Zu erledigen:
Kannst du die Daten unverändert wiedergeben, dabei aber überall „section-label“ zu „section-heading“ ändern? Lass die Bilder in der Antwort weg.

Übungsmaterial:
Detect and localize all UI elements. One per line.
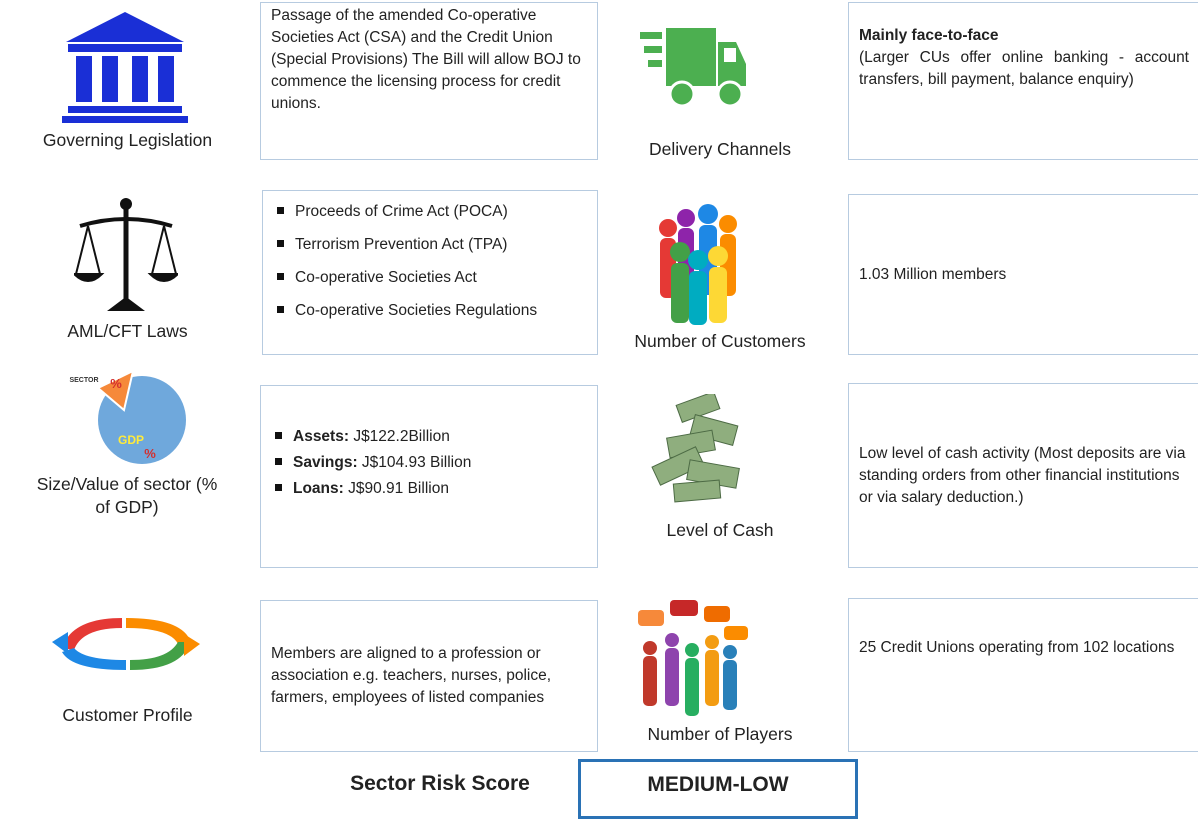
box-text: Passage of the amended Co-operative Soci… (271, 5, 587, 115)
info-box: 1.03 Million members (848, 194, 1198, 355)
scales-icon (74, 198, 178, 316)
info-box: Members are aligned to a profession or a… (260, 600, 598, 752)
bullet: Co-operative Societies Act (295, 265, 587, 291)
box-text: Members are aligned to a profession or a… (271, 643, 587, 709)
pie-icon: SECTOR % GDP % (60, 366, 190, 466)
section-label: Number of Players (620, 723, 820, 746)
box-heading: Mainly face-to-face (859, 25, 1189, 47)
section-label: Size/Value of sector (% of GDP) (27, 473, 227, 519)
truck-icon (640, 28, 746, 110)
bullet: Terrorism Prevention Act (TPA) (295, 232, 587, 258)
section-label: Level of Cash (620, 519, 820, 542)
bullet-text: J$122.2Billion (353, 428, 450, 445)
legislation-icon (62, 12, 188, 124)
cash-icon (648, 394, 748, 506)
section-label: Customer Profile (20, 704, 235, 727)
bullet: Proceeds of Crime Act (POCA) (295, 199, 587, 225)
bullet: Co-operative Societies Regulations (295, 298, 587, 324)
info-box: Passage of the amended Co-operative Soci… (260, 2, 598, 160)
bullet-text: J$90.91 Billion (348, 480, 449, 497)
section-label: Delivery Channels (615, 138, 825, 161)
cycle-icon (52, 612, 200, 674)
risk-value-box: MEDIUM-LOW (578, 759, 858, 819)
bullet-label: Loans: (293, 480, 344, 497)
icon-text: % (110, 376, 122, 391)
box-text: Low level of cash activity (Most deposit… (859, 443, 1189, 509)
info-box: Mainly face-to-face (Larger CUs offer on… (848, 2, 1198, 160)
bullet-label: Savings: (293, 454, 358, 471)
box-text: 25 Credit Unions operating from 102 loca… (859, 637, 1189, 659)
info-box: Low level of cash activity (Most deposit… (848, 383, 1198, 568)
section-label: Governing Legislation (20, 129, 235, 152)
risk-label: Sector Risk Score (330, 772, 550, 796)
page-body: {"sections": [ {"label": "Governing Legi… (0, 0, 1198, 810)
bullet-label: Assets: (293, 428, 349, 445)
box-text: 1.03 Million members (859, 264, 1189, 286)
section-label: Number of Customers (610, 330, 830, 353)
bullet-text: J$104.93 Billion (362, 454, 471, 471)
bullet: Loans: J$90.91 Billion (293, 476, 587, 502)
icon-text: SECTOR (69, 377, 98, 384)
box-text: (Larger CUs offer online banking - accou… (859, 47, 1189, 91)
icon-text: % (144, 446, 156, 461)
info-box: Proceeds of Crime Act (POCA) Terrorism P… (262, 190, 598, 355)
page: Sector Profile body { margin: 0; width: … (0, 0, 1198, 810)
bullet-list: Assets: J$122.2Billion Savings: J$104.93… (271, 424, 587, 502)
risk-value: MEDIUM-LOW (647, 773, 788, 796)
info-box: Assets: J$122.2Billion Savings: J$104.93… (260, 385, 598, 568)
people-icon (652, 200, 744, 326)
bullet: Assets: J$122.2Billion (293, 424, 587, 450)
bullet-list: Proceeds of Crime Act (POCA) Terrorism P… (273, 191, 587, 324)
section-label: AML/CFT Laws (20, 320, 235, 343)
players-icon (630, 600, 750, 724)
bullet: Savings: J$104.93 Billion (293, 450, 587, 476)
icon-text: GDP (118, 433, 144, 447)
info-box: 25 Credit Unions operating from 102 loca… (848, 598, 1198, 752)
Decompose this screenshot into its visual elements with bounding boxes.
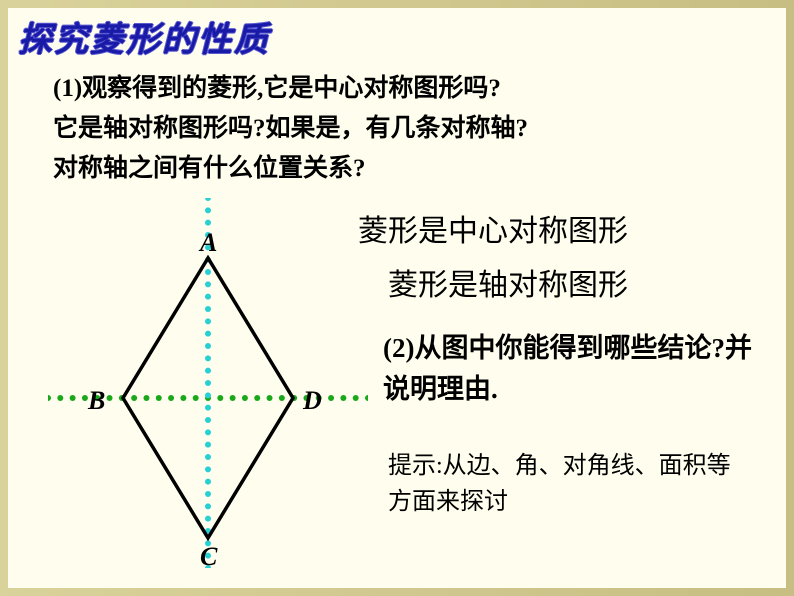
slide-inner: 探究菱形的性质 (1)观察得到的菱形,它是中心对称图形吗? 它是轴对称图形吗?如… <box>8 8 786 588</box>
rhombus-diagram: A B C D <box>48 198 368 568</box>
slide-frame: 探究菱形的性质 (1)观察得到的菱形,它是中心对称图形吗? 它是轴对称图形吗?如… <box>0 0 794 596</box>
content-area: A B C D 菱形是中心对称图形 菱形是轴对称图形 (2)从图中你能得到哪些结… <box>8 198 786 588</box>
slide-title: 探究菱形的性质 <box>18 12 776 61</box>
vertex-label-b: B <box>88 386 105 416</box>
question1-line1: (1)观察得到的菱形,它是中心对称图形吗? <box>53 69 776 109</box>
question1-line3: 对称轴之间有什么位置关系? <box>53 149 776 189</box>
hint-text: 提示:从边、角、对角线、面积等方面来探讨 <box>388 448 748 520</box>
question1-line2: 它是轴对称图形吗?如果是，有几条对称轴? <box>53 109 776 149</box>
answer-axial-symmetry: 菱形是轴对称图形 <box>388 260 628 304</box>
vertex-label-c: C <box>200 542 217 572</box>
answer-central-symmetry: 菱形是中心对称图形 <box>358 206 628 250</box>
question2: (2)从图中你能得到哪些结论?并说明理由. <box>383 328 763 409</box>
vertex-label-a: A <box>200 228 217 258</box>
vertex-label-d: D <box>303 386 322 416</box>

Gelöste Aufgabe:
Detect and localize all UI elements. One per line.
box-text: Passage of the amended Co-operative Soci… (271, 5, 587, 115)
info-box: 1.03 Million members (848, 194, 1198, 355)
scales-icon (74, 198, 178, 316)
info-box: Members are aligned to a profession or a… (260, 600, 598, 752)
bullet: Co-operative Societies Act (295, 265, 587, 291)
box-text: Members are aligned to a profession or a… (271, 643, 587, 709)
pie-icon: SECTOR % GDP % (60, 366, 190, 466)
section-heading: Number of Players (620, 723, 820, 746)
box-heading: Mainly face-to-face (859, 25, 1189, 47)
section-heading: Size/Value of sector (% of GDP) (27, 473, 227, 519)
truck-icon (640, 28, 746, 110)
bullet: Terrorism Prevention Act (TPA) (295, 232, 587, 258)
section-heading: Level of Cash (620, 519, 820, 542)
bullet-text: J$122.2Billion (353, 428, 450, 445)
legislation-icon (62, 12, 188, 124)
cash-icon (648, 394, 748, 506)
section-heading: Customer Profile (20, 704, 235, 727)
bullet: Proceeds of Crime Act (POCA) (295, 199, 587, 225)
bullet: Co-operative Societies Regulations (295, 298, 587, 324)
info-box: Passage of the amended Co-operative Soci… (260, 2, 598, 160)
bullet-text: J$90.91 Billion (348, 480, 449, 497)
section-heading: Delivery Channels (615, 138, 825, 161)
cycle-icon (52, 612, 200, 674)
risk-value-box: MEDIUM-LOW (578, 759, 858, 819)
bullet-label: Loans: (293, 480, 344, 497)
icon-text: % (110, 376, 122, 391)
box-text: Low level of cash activity (Most deposit… (859, 443, 1189, 509)
info-box: Mainly face-to-face (Larger CUs offer on… (848, 2, 1198, 160)
bullet-label: Savings: (293, 454, 358, 471)
box-text: 25 Credit Unions operating from 102 loca… (859, 637, 1189, 659)
info-box: Low level of cash activity (Most deposit… (848, 383, 1198, 568)
section-heading: Governing Legislation (20, 129, 235, 152)
risk-label: Sector Risk Score (330, 772, 550, 796)
page-body: {"sections": [ {"label": "Governing Legi… (0, 0, 1198, 810)
bullet-label: Assets: (293, 428, 349, 445)
box-text: 1.03 Million members (859, 264, 1189, 286)
section-heading: Number of Customers (610, 330, 830, 353)
bullet-text: J$104.93 Billion (362, 454, 471, 471)
bullet: Loans: J$90.91 Billion (293, 476, 587, 502)
icon-text: SECTOR (69, 377, 98, 384)
box-text: (Larger CUs offer online banking - accou… (859, 47, 1189, 91)
icon-text: % (144, 446, 156, 461)
info-box: Proceeds of Crime Act (POCA) Terrorism P… (262, 190, 598, 355)
page: Sector Profile body { margin: 0; width: … (0, 0, 1198, 810)
bullet-list: Assets: J$122.2Billion Savings: J$104.93… (271, 424, 587, 502)
risk-value: MEDIUM-LOW (647, 773, 788, 796)
info-box: Assets: J$122.2Billion Savings: J$104.93… (260, 385, 598, 568)
people-icon (652, 200, 744, 326)
bullet: Assets: J$122.2Billion (293, 424, 587, 450)
bullet-list: Proceeds of Crime Act (POCA) Terrorism P… (273, 191, 587, 324)
section-heading: AML/CFT Laws (20, 320, 235, 343)
players-icon (630, 600, 750, 724)
bullet: Savings: J$104.93 Billion (293, 450, 587, 476)
icon-text: GDP (118, 433, 144, 447)
info-box: 25 Credit Unions operating from 102 loca… (848, 598, 1198, 752)
Decompose this screenshot into its visual elements with bounding boxes.
slide-inner: 探究菱形的性质 (1)观察得到的菱形,它是中心对称图形吗? 它是轴对称图形吗?如… <box>8 8 786 588</box>
rhombus-diagram: A B C D <box>48 198 368 568</box>
slide-frame: 探究菱形的性质 (1)观察得到的菱形,它是中心对称图形吗? 它是轴对称图形吗?如… <box>0 0 794 596</box>
content-area: A B C D 菱形是中心对称图形 菱形是轴对称图形 (2)从图中你能得到哪些结… <box>8 198 786 588</box>
slide-title: 探究菱形的性质 <box>18 12 776 61</box>
vertex-label-b: B <box>88 386 105 416</box>
question1-line1: (1)观察得到的菱形,它是中心对称图形吗? <box>53 69 776 109</box>
question1-line3: 对称轴之间有什么位置关系? <box>53 149 776 189</box>
hint-text: 提示:从边、角、对角线、面积等方面来探讨 <box>388 448 748 520</box>
question1-line2: 它是轴对称图形吗?如果是，有几条对称轴? <box>53 109 776 149</box>
answer-axial-symmetry: 菱形是轴对称图形 <box>388 260 628 304</box>
vertex-label-c: C <box>200 542 217 572</box>
answer-central-symmetry: 菱形是中心对称图形 <box>358 206 628 250</box>
question2: (2)从图中你能得到哪些结论?并说明理由. <box>383 328 763 409</box>
vertex-label-a: A <box>200 228 217 258</box>
vertex-label-d: D <box>303 386 322 416</box>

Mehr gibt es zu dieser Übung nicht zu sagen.